> **What is expected**
Repeat each line word for word.

Data records
◆ ◆ ◆
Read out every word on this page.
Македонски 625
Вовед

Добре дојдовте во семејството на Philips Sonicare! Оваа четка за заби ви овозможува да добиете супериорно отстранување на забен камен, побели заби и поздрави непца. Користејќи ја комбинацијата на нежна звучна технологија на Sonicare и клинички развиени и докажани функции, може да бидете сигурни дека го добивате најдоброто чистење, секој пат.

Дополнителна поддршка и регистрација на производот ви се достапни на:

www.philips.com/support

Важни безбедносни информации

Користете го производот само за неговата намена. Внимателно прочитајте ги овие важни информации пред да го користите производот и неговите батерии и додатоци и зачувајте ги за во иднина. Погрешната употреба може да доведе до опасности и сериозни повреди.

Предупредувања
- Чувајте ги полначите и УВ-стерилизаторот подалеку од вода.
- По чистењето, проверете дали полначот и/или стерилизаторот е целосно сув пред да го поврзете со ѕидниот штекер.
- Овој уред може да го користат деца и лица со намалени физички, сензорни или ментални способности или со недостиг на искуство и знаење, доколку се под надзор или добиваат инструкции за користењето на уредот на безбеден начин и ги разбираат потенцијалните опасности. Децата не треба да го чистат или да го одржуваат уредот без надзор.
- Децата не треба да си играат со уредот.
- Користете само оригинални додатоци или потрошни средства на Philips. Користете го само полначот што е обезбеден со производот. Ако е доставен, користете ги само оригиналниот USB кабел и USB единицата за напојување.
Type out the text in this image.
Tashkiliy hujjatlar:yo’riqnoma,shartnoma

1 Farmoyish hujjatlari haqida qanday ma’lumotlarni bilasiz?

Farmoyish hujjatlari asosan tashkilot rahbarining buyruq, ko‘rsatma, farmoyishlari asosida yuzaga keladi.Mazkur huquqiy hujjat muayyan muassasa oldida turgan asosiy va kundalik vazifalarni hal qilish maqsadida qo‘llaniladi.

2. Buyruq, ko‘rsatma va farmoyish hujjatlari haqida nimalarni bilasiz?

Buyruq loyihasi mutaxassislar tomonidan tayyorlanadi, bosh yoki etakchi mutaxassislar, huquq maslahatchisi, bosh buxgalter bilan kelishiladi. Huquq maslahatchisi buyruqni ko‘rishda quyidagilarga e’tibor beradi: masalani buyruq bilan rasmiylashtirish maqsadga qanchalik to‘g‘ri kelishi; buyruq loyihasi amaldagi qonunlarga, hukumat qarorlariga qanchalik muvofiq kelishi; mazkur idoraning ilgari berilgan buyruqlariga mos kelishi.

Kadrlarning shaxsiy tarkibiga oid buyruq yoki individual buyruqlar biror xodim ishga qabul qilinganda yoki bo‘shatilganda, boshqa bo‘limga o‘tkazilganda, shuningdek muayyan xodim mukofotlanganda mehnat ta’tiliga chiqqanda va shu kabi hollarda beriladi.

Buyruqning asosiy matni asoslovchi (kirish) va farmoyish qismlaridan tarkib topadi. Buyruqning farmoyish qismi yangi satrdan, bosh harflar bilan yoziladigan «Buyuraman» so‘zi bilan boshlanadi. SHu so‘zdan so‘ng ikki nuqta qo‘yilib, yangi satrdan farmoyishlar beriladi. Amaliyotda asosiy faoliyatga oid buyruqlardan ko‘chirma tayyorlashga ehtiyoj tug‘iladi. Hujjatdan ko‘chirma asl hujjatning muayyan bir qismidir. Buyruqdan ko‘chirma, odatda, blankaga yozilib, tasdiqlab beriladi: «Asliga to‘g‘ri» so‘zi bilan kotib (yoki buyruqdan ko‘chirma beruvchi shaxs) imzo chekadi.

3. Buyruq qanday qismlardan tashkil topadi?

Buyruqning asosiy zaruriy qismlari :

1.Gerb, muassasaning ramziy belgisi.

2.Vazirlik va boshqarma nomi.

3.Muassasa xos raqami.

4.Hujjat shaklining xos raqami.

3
◆ ◆ ◆
> **The reply**
Read out every word on this page.
Македонски 625
Вовед

Добре дојдовте во семејството на Philips Sonicare! Оваа четка за заби ви овозможува да добиете супериорно отстранување на забен камен, побели заби и поздрави непца. Користејќи ја комбинацијата на нежна звучна технологија на Sonicare и клинички развиени и докажани функции, може да бидете сигурни дека го добивате најдоброто чистење, секој пат.

Дополнителна поддршка и регистрација на производот ви се достапни на:

www.philips.com/support

Важни безбедносни информации

Користете го производот само за неговата намена. Внимателно прочитајте ги овие важни информации пред да го користите производот и неговите батерии и додатоци и зачувајте ги за во иднина. Погрешната употреба може да доведе до опасности и сериозни повреди.

Предупредувања
- Чувајте ги полначите и УВ-стерилизаторот подалеку од вода.
- По чистењето, проверете дали полначот и/или стерилизаторот е целосно сув пред да го поврзете со ѕидниот штекер.
- Овој уред може да го користат деца и лица со намалени физички, сензорни или ментални способности или со недостиг на искуство и знаење, доколку се под надзор или добиваат инструкции за користењето на уредот на безбеден начин и ги разбираат потенцијалните опасности. Децата не треба да го чистат или да го одржуваат уредот без надзор.
- Децата не треба да си играат со уредот.
- Користете само оригинални додатоци или потрошни средства на Philips. Користете го само полначот што е обезбеден со производот. Ако е доставен, користете ги само оригиналниот USB кабел и USB единицата за напојување.
Type out the text in this image.
Tashkiliy hujjatlar:yo’riqnoma,shartnoma

1 Farmoyish hujjatlari haqida qanday ma’lumotlarni bilasiz?

Farmoyish hujjatlari asosan tashkilot rahbarining buyruq, ko‘rsatma, farmoyishlari asosida yuzaga keladi.Mazkur huquqiy hujjat muayyan muassasa oldida turgan asosiy va kundalik vazifalarni hal qilish maqsadida qo‘llaniladi.

2. Buyruq, ko‘rsatma va farmoyish hujjatlari haqida nimalarni bilasiz?

Buyruq loyihasi mutaxassislar tomonidan tayyorlanadi, bosh yoki etakchi mutaxassislar, huquq maslahatchisi, bosh buxgalter bilan kelishiladi. Huquq maslahatchisi buyruqni ko‘rishda quyidagilarga e’tibor beradi: masalani buyruq bilan rasmiylashtirish maqsadga qanchalik to‘g‘ri kelishi; buyruq loyihasi amaldagi qonunlarga, hukumat qarorlariga qanchalik muvofiq kelishi; mazkur idoraning ilgari berilgan buyruqlariga mos kelishi.

Kadrlarning shaxsiy tarkibiga oid buyruq yoki individual buyruqlar biror xodim ishga qabul qilinganda yoki bo‘shatilganda, boshqa bo‘limga o‘tkazilganda, shuningdek muayyan xodim mukofotlanganda mehnat ta’tiliga chiqqanda va shu kabi hollarda beriladi.

Buyruqning asosiy matni asoslovchi (kirish) va farmoyish qismlaridan tarkib topadi. Buyruqning farmoyish qismi yangi satrdan, bosh harflar bilan yoziladigan «Buyuraman» so‘zi bilan boshlanadi. SHu so‘zdan so‘ng ikki nuqta qo‘yilib, yangi satrdan farmoyishlar beriladi. Amaliyotda asosiy faoliyatga oid buyruqlardan ko‘chirma tayyorlashga ehtiyoj tug‘iladi. Hujjatdan ko‘chirma asl hujjatning muayyan bir qismidir. Buyruqdan ko‘chirma, odatda, blankaga yozilib, tasdiqlab beriladi: «Asliga to‘g‘ri» so‘zi bilan kotib (yoki buyruqdan ko‘chirma beruvchi shaxs) imzo chekadi.

3. Buyruq qanday qismlardan tashkil topadi?

Buyruqning asosiy zaruriy qismlari :

1.Gerb, muassasaning ramziy belgisi.

2.Vazirlik va boshqarma nomi.

3.Muassasa xos raqami.

4.Hujjat shaklining xos raqami.

3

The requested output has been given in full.